Given exercise: Transcribe the listing that follows in full, omitting pictures.

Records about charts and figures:
━━━━━━━━━━━━━━━━━━━━

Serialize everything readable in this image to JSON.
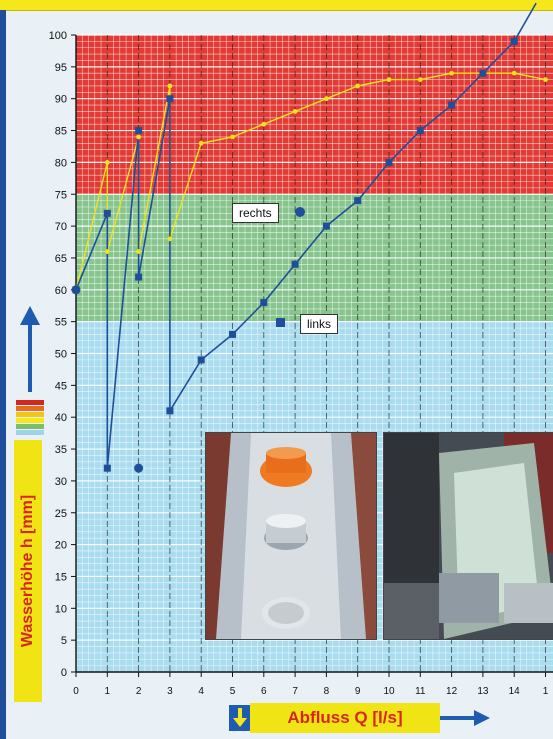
{
  "chart_data": {
    "type": "line",
    "xlabel": "Abfluss Q [l/s]",
    "ylabel": "Wasserhöhe h [mm]",
    "xlim": [
      0,
      15
    ],
    "ylim": [
      0,
      100
    ],
    "x_ticks": [
      "0",
      "1",
      "2",
      "3",
      "4",
      "5",
      "6",
      "7",
      "8",
      "9",
      "10",
      "11",
      "12",
      "13",
      "14",
      "1"
    ],
    "y_ticks": [
      "0",
      "5",
      "10",
      "15",
      "20",
      "25",
      "30",
      "35",
      "40",
      "45",
      "50",
      "55",
      "60",
      "65",
      "70",
      "75",
      "80",
      "85",
      "90",
      "95",
      "100"
    ],
    "zones": [
      {
        "from": 0,
        "to": 55,
        "color": "#a9dcef"
      },
      {
        "from": 55,
        "to": 75,
        "color": "#88c58e"
      },
      {
        "from": 75,
        "to": 100,
        "color": "#e23a34"
      }
    ],
    "series": [
      {
        "name": "links",
        "color": "#1f4f9a",
        "x": [
          0,
          1,
          1,
          2,
          2,
          3,
          3,
          4,
          5,
          6,
          7,
          8,
          9,
          10,
          11,
          12,
          13,
          14,
          14.7
        ],
        "y": [
          60,
          72,
          32,
          85,
          62,
          90,
          41,
          49,
          53,
          58,
          64,
          70,
          74,
          80,
          85,
          89,
          94,
          99,
          105
        ]
      },
      {
        "name": "rechts",
        "color": "#f0e21e",
        "x": [
          0,
          1,
          1,
          2,
          2,
          3,
          3,
          4,
          5,
          6,
          7,
          8,
          9,
          10,
          11,
          12,
          13,
          14,
          15
        ],
        "y": [
          60,
          80,
          66,
          84,
          66,
          92,
          68,
          83,
          84,
          86,
          88,
          90,
          92,
          93,
          93,
          94,
          94,
          94,
          93
        ]
      },
      {
        "name": "rechts-dots",
        "color": "#1f4f9a",
        "x": [
          0,
          2
        ],
        "y": [
          60,
          32
        ]
      }
    ],
    "legend": [
      {
        "label": "rechts",
        "marker": "circle",
        "placement": "middle-center"
      },
      {
        "label": "links",
        "marker": "square",
        "placement": "middle-center"
      }
    ]
  },
  "photos": [
    {
      "name": "photo-outlet-detail",
      "colors": [
        "#6d7f8c",
        "#b0bcc6",
        "#e3e6e8",
        "#f07a22"
      ]
    },
    {
      "name": "photo-channel-flow",
      "colors": [
        "#3a4148",
        "#7f8f8a",
        "#c9d8cf",
        "#8a2c2a"
      ]
    }
  ]
}
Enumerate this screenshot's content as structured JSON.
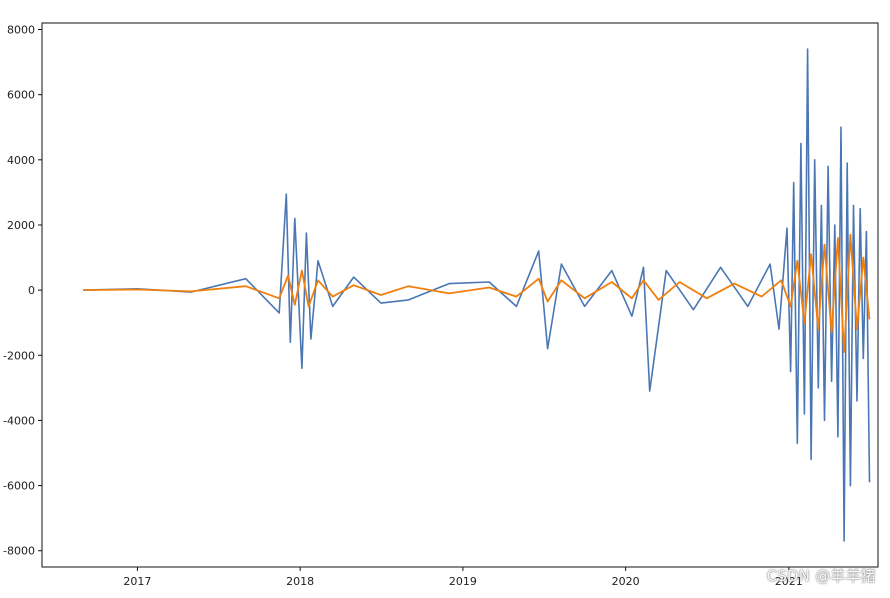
{
  "chart_data": {
    "type": "line",
    "title": "",
    "xlabel": "",
    "ylabel": "",
    "x_ticks": [
      "2017",
      "2018",
      "2019",
      "2020",
      "2021"
    ],
    "x_range": [
      "2016-06-01",
      "2021-07-20"
    ],
    "y_ticks": [
      8000,
      6000,
      4000,
      2000,
      0,
      -2000,
      -4000,
      -6000,
      -8000
    ],
    "ylim": [
      -8500,
      8200
    ],
    "grid": false,
    "legend": "none",
    "series": [
      {
        "color": "#4a77b4",
        "x": [
          "2016-09-01",
          "2017-01-01",
          "2017-05-01",
          "2017-09-01",
          "2017-11-15",
          "2017-12-01",
          "2017-12-10",
          "2017-12-20",
          "2018-01-05",
          "2018-01-15",
          "2018-01-25",
          "2018-02-10",
          "2018-03-15",
          "2018-05-01",
          "2018-07-01",
          "2018-09-01",
          "2018-12-01",
          "2019-03-01",
          "2019-05-01",
          "2019-06-20",
          "2019-07-10",
          "2019-08-10",
          "2019-10-01",
          "2019-12-01",
          "2020-01-15",
          "2020-02-10",
          "2020-02-24",
          "2020-04-01",
          "2020-06-01",
          "2020-08-01",
          "2020-10-01",
          "2020-11-20",
          "2020-12-10",
          "2020-12-28",
          "2021-01-05",
          "2021-01-12",
          "2021-01-20",
          "2021-01-28",
          "2021-02-05",
          "2021-02-12",
          "2021-02-20",
          "2021-02-28",
          "2021-03-08",
          "2021-03-15",
          "2021-03-22",
          "2021-03-30",
          "2021-04-07",
          "2021-04-14",
          "2021-04-21",
          "2021-04-28",
          "2021-05-05",
          "2021-05-12",
          "2021-05-19",
          "2021-05-26",
          "2021-06-03",
          "2021-06-10",
          "2021-06-17",
          "2021-06-24",
          "2021-07-01"
        ],
        "values": [
          0,
          40,
          -60,
          350,
          -700,
          2950,
          -1600,
          2200,
          -2400,
          1750,
          -1500,
          900,
          -500,
          400,
          -400,
          -300,
          200,
          250,
          -500,
          1200,
          -1800,
          800,
          -500,
          600,
          -800,
          700,
          -3100,
          600,
          -600,
          700,
          -500,
          800,
          -1200,
          1900,
          -2500,
          3300,
          -4700,
          4500,
          -3800,
          7400,
          -5200,
          4000,
          -3000,
          2600,
          -4000,
          3800,
          -2800,
          2000,
          -4500,
          5000,
          -7700,
          3900,
          -6000,
          2600,
          -3400,
          2500,
          -2100,
          1800,
          -5900
        ]
      },
      {
        "color": "#f07f0e",
        "x": [
          "2016-09-01",
          "2017-01-01",
          "2017-05-01",
          "2017-09-01",
          "2017-11-15",
          "2017-12-05",
          "2017-12-20",
          "2018-01-05",
          "2018-01-20",
          "2018-02-10",
          "2018-03-15",
          "2018-05-01",
          "2018-07-01",
          "2018-09-01",
          "2018-12-01",
          "2019-03-01",
          "2019-05-01",
          "2019-06-20",
          "2019-07-10",
          "2019-08-10",
          "2019-10-01",
          "2019-12-01",
          "2020-01-15",
          "2020-02-10",
          "2020-03-15",
          "2020-05-01",
          "2020-07-01",
          "2020-09-01",
          "2020-11-01",
          "2020-12-15",
          "2021-01-05",
          "2021-01-20",
          "2021-02-05",
          "2021-02-20",
          "2021-03-08",
          "2021-03-22",
          "2021-04-07",
          "2021-04-21",
          "2021-05-05",
          "2021-05-19",
          "2021-06-03",
          "2021-06-17",
          "2021-07-01"
        ],
        "values": [
          0,
          20,
          -40,
          120,
          -250,
          450,
          -450,
          600,
          -500,
          300,
          -200,
          150,
          -150,
          120,
          -100,
          80,
          -200,
          350,
          -350,
          300,
          -250,
          250,
          -250,
          300,
          -300,
          250,
          -250,
          200,
          -200,
          300,
          -500,
          900,
          -1000,
          1100,
          -1200,
          1400,
          -1300,
          1600,
          -1900,
          1700,
          -1200,
          1000,
          -900
        ]
      }
    ]
  },
  "watermark": "CSDN @羊羊猪"
}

━━━━━━━━━━━━━━━━━━━━

Solution for this exercise:
Serialize everything readable in this image to JSON.
{
  "chart_data": {
    "type": "line",
    "xlabel": "Abfluss Q [l/s]",
    "ylabel": "Wasserhöhe h [mm]",
    "xlim": [
      0,
      15
    ],
    "ylim": [
      0,
      100
    ],
    "x_ticks": [
      "0",
      "1",
      "2",
      "3",
      "4",
      "5",
      "6",
      "7",
      "8",
      "9",
      "10",
      "11",
      "12",
      "13",
      "14",
      "1"
    ],
    "y_ticks": [
      "0",
      "5",
      "10",
      "15",
      "20",
      "25",
      "30",
      "35",
      "40",
      "45",
      "50",
      "55",
      "60",
      "65",
      "70",
      "75",
      "80",
      "85",
      "90",
      "95",
      "100"
    ],
    "zones": [
      {
        "from": 0,
        "to": 55,
        "color": "#a9dcef"
      },
      {
        "from": 55,
        "to": 75,
        "color": "#88c58e"
      },
      {
        "from": 75,
        "to": 100,
        "color": "#e23a34"
      }
    ],
    "series": [
      {
        "name": "links",
        "color": "#1f4f9a",
        "x": [
          0,
          1,
          1,
          2,
          2,
          3,
          3,
          4,
          5,
          6,
          7,
          8,
          9,
          10,
          11,
          12,
          13,
          14,
          14.7
        ],
        "y": [
          60,
          72,
          32,
          85,
          62,
          90,
          41,
          49,
          53,
          58,
          64,
          70,
          74,
          80,
          85,
          89,
          94,
          99,
          105
        ]
      },
      {
        "name": "rechts",
        "color": "#f0e21e",
        "x": [
          0,
          1,
          1,
          2,
          2,
          3,
          3,
          4,
          5,
          6,
          7,
          8,
          9,
          10,
          11,
          12,
          13,
          14,
          15
        ],
        "y": [
          60,
          80,
          66,
          84,
          66,
          92,
          68,
          83,
          84,
          86,
          88,
          90,
          92,
          93,
          93,
          94,
          94,
          94,
          93
        ]
      },
      {
        "name": "rechts-dots",
        "color": "#1f4f9a",
        "x": [
          0,
          2
        ],
        "y": [
          60,
          32
        ]
      }
    ],
    "legend": [
      {
        "label": "rechts",
        "marker": "circle",
        "placement": "middle-center"
      },
      {
        "label": "links",
        "marker": "square",
        "placement": "middle-center"
      }
    ]
  },
  "photos": [
    {
      "name": "photo-outlet-detail",
      "colors": [
        "#6d7f8c",
        "#b0bcc6",
        "#e3e6e8",
        "#f07a22"
      ]
    },
    {
      "name": "photo-channel-flow",
      "colors": [
        "#3a4148",
        "#7f8f8a",
        "#c9d8cf",
        "#8a2c2a"
      ]
    }
  ]
}
Enumerate this screenshot's content as structured JSON.
{
  "chart_data": {
    "type": "line",
    "title": "",
    "xlabel": "",
    "ylabel": "",
    "x_ticks": [
      "2017",
      "2018",
      "2019",
      "2020",
      "2021"
    ],
    "x_range": [
      "2016-06-01",
      "2021-07-20"
    ],
    "y_ticks": [
      8000,
      6000,
      4000,
      2000,
      0,
      -2000,
      -4000,
      -6000,
      -8000
    ],
    "ylim": [
      -8500,
      8200
    ],
    "grid": false,
    "legend": "none",
    "series": [
      {
        "color": "#4a77b4",
        "x": [
          "2016-09-01",
          "2017-01-01",
          "2017-05-01",
          "2017-09-01",
          "2017-11-15",
          "2017-12-01",
          "2017-12-10",
          "2017-12-20",
          "2018-01-05",
          "2018-01-15",
          "2018-01-25",
          "2018-02-10",
          "2018-03-15",
          "2018-05-01",
          "2018-07-01",
          "2018-09-01",
          "2018-12-01",
          "2019-03-01",
          "2019-05-01",
          "2019-06-20",
          "2019-07-10",
          "2019-08-10",
          "2019-10-01",
          "2019-12-01",
          "2020-01-15",
          "2020-02-10",
          "2020-02-24",
          "2020-04-01",
          "2020-06-01",
          "2020-08-01",
          "2020-10-01",
          "2020-11-20",
          "2020-12-10",
          "2020-12-28",
          "2021-01-05",
          "2021-01-12",
          "2021-01-20",
          "2021-01-28",
          "2021-02-05",
          "2021-02-12",
          "2021-02-20",
          "2021-02-28",
          "2021-03-08",
          "2021-03-15",
          "2021-03-22",
          "2021-03-30",
          "2021-04-07",
          "2021-04-14",
          "2021-04-21",
          "2021-04-28",
          "2021-05-05",
          "2021-05-12",
          "2021-05-19",
          "2021-05-26",
          "2021-06-03",
          "2021-06-10",
          "2021-06-17",
          "2021-06-24",
          "2021-07-01"
        ],
        "values": [
          0,
          40,
          -60,
          350,
          -700,
          2950,
          -1600,
          2200,
          -2400,
          1750,
          -1500,
          900,
          -500,
          400,
          -400,
          -300,
          200,
          250,
          -500,
          1200,
          -1800,
          800,
          -500,
          600,
          -800,
          700,
          -3100,
          600,
          -600,
          700,
          -500,
          800,
          -1200,
          1900,
          -2500,
          3300,
          -4700,
          4500,
          -3800,
          7400,
          -5200,
          4000,
          -3000,
          2600,
          -4000,
          3800,
          -2800,
          2000,
          -4500,
          5000,
          -7700,
          3900,
          -6000,
          2600,
          -3400,
          2500,
          -2100,
          1800,
          -5900
        ]
      },
      {
        "color": "#f07f0e",
        "x": [
          "2016-09-01",
          "2017-01-01",
          "2017-05-01",
          "2017-09-01",
          "2017-11-15",
          "2017-12-05",
          "2017-12-20",
          "2018-01-05",
          "2018-01-20",
          "2018-02-10",
          "2018-03-15",
          "2018-05-01",
          "2018-07-01",
          "2018-09-01",
          "2018-12-01",
          "2019-03-01",
          "2019-05-01",
          "2019-06-20",
          "2019-07-10",
          "2019-08-10",
          "2019-10-01",
          "2019-12-01",
          "2020-01-15",
          "2020-02-10",
          "2020-03-15",
          "2020-05-01",
          "2020-07-01",
          "2020-09-01",
          "2020-11-01",
          "2020-12-15",
          "2021-01-05",
          "2021-01-20",
          "2021-02-05",
          "2021-02-20",
          "2021-03-08",
          "2021-03-22",
          "2021-04-07",
          "2021-04-21",
          "2021-05-05",
          "2021-05-19",
          "2021-06-03",
          "2021-06-17",
          "2021-07-01"
        ],
        "values": [
          0,
          20,
          -40,
          120,
          -250,
          450,
          -450,
          600,
          -500,
          300,
          -200,
          150,
          -150,
          120,
          -100,
          80,
          -200,
          350,
          -350,
          300,
          -250,
          250,
          -250,
          300,
          -300,
          250,
          -250,
          200,
          -200,
          300,
          -500,
          900,
          -1000,
          1100,
          -1200,
          1400,
          -1300,
          1600,
          -1900,
          1700,
          -1200,
          1000,
          -900
        ]
      }
    ]
  },
  "watermark": "CSDN @羊羊猪"
}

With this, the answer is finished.